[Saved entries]
◇ ◇ ◇ ◇

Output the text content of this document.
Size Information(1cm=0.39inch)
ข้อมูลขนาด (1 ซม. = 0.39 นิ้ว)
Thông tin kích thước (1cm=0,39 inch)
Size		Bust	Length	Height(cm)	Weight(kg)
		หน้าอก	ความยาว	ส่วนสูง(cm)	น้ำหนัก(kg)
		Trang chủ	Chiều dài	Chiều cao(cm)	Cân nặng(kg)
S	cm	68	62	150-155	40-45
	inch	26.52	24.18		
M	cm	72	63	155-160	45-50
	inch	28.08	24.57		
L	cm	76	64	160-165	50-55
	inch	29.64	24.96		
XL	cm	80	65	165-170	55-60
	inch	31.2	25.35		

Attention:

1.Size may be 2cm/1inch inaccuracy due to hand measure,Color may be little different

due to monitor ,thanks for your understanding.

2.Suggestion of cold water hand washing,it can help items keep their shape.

◇ ◇ ◇ ◇

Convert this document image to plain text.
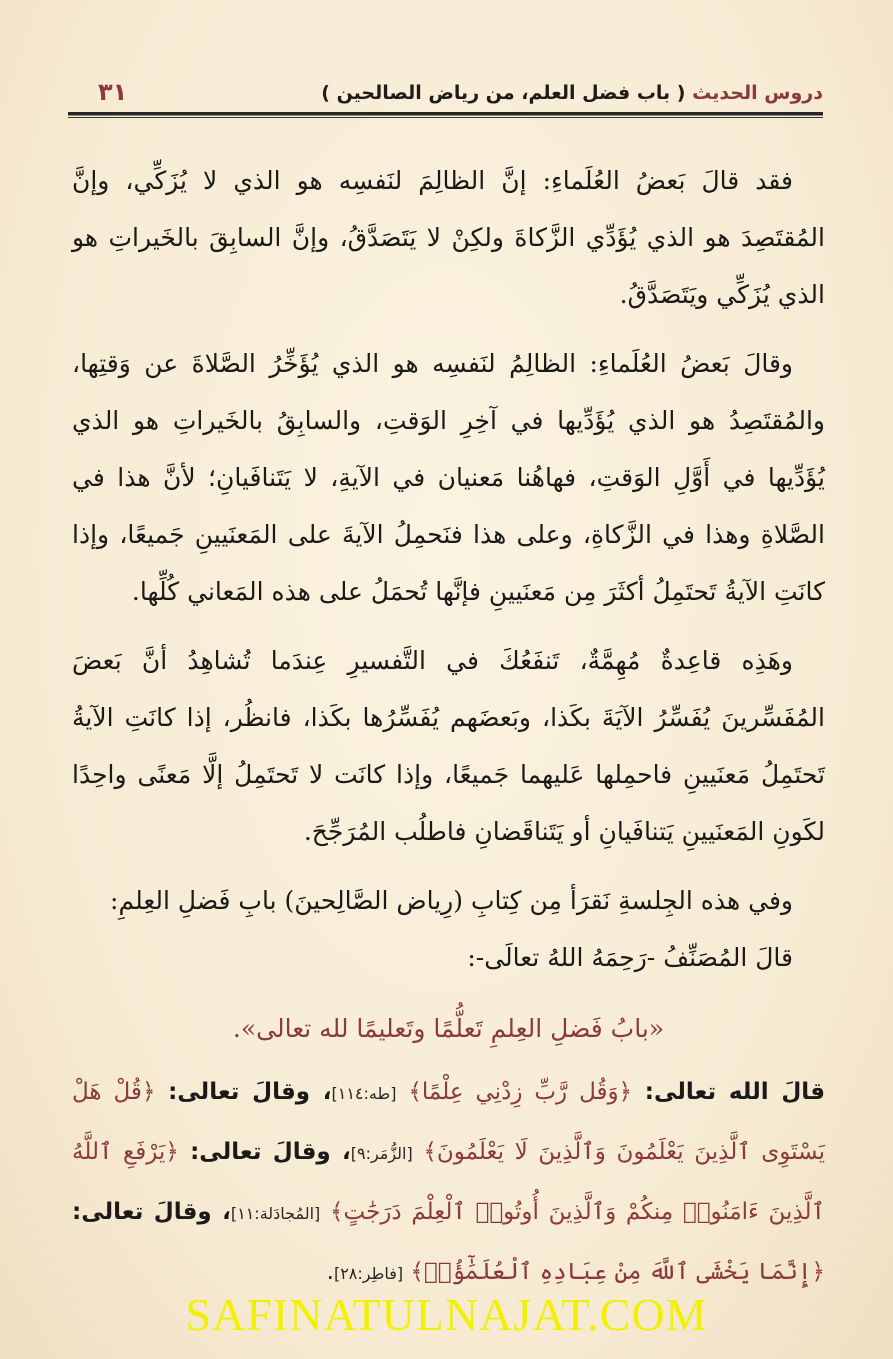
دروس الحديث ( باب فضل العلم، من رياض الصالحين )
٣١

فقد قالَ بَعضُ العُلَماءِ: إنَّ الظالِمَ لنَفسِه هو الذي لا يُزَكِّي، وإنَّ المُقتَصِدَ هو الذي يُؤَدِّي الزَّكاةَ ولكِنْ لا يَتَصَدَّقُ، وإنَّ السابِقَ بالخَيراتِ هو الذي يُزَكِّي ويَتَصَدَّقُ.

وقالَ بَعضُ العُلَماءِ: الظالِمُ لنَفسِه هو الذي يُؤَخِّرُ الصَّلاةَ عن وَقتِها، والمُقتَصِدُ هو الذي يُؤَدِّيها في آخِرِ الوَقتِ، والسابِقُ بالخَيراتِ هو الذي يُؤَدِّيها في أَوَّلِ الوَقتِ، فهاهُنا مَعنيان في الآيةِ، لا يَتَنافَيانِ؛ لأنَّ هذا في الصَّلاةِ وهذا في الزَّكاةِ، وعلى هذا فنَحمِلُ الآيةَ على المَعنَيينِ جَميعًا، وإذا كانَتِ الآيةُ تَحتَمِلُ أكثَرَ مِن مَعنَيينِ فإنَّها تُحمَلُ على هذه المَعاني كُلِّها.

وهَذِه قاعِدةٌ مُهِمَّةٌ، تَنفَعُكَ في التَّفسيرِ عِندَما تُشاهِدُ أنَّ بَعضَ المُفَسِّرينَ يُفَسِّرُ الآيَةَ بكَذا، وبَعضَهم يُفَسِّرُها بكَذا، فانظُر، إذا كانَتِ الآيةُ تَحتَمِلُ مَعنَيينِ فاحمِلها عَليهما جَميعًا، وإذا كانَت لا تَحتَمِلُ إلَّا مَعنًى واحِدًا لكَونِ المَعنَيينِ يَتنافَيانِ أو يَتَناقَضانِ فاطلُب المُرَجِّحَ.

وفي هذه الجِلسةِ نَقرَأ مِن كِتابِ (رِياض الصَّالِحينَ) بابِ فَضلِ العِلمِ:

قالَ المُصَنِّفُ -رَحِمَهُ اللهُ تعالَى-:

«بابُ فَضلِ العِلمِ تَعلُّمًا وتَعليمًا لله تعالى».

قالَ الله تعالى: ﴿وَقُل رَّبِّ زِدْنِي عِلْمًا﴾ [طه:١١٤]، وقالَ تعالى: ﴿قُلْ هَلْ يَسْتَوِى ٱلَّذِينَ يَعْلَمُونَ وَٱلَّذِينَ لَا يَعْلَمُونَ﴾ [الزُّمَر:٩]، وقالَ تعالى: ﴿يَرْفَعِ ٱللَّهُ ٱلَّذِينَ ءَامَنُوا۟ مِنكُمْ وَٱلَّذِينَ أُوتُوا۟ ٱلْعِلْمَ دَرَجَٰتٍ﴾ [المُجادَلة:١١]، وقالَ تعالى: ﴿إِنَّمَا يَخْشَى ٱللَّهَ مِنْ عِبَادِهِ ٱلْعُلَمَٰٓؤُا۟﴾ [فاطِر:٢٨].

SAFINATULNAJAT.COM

◇ ◇ ◇ ◇

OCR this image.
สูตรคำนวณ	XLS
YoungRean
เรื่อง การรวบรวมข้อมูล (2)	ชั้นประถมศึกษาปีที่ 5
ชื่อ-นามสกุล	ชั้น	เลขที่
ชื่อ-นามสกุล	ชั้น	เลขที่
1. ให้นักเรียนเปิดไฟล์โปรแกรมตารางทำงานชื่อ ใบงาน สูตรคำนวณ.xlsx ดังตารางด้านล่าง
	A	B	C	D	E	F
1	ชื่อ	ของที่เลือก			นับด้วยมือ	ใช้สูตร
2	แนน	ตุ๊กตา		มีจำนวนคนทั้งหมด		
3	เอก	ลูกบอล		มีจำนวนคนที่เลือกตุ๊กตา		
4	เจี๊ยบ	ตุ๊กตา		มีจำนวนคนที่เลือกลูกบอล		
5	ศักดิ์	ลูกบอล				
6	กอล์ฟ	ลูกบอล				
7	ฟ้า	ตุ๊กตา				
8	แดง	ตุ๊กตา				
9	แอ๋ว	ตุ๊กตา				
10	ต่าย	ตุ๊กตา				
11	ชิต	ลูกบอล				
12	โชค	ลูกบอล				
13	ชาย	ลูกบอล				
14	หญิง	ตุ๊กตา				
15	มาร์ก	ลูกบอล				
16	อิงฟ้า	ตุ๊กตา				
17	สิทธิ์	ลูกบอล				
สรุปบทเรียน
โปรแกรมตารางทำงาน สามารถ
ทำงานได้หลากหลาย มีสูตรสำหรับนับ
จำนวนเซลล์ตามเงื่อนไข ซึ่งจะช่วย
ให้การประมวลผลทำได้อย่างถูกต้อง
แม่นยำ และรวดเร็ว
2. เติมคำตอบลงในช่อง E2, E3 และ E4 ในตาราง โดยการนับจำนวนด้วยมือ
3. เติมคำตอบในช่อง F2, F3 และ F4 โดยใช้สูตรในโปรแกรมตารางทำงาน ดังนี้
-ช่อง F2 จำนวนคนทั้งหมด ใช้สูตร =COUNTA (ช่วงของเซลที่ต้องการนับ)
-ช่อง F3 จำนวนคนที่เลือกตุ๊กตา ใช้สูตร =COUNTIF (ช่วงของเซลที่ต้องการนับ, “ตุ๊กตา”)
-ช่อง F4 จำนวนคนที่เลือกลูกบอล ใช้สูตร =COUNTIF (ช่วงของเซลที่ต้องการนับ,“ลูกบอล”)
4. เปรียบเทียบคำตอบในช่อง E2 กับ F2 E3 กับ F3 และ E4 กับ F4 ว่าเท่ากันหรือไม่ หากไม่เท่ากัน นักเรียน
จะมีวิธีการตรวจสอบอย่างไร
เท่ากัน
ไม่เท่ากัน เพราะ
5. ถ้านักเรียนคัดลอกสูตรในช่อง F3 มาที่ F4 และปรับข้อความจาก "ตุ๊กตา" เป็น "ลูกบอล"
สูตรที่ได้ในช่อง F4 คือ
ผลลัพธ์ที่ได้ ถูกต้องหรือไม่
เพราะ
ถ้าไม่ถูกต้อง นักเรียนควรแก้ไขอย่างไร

◇ ◇ ◇ ◇

▶ _WHAT IS ASKED_:
Filter the entries down to the lines containing "text". Copy each of those lines.

▶ _FINISHED ANSWER_:
Output the text content of this document.
Convert this document image to plain text.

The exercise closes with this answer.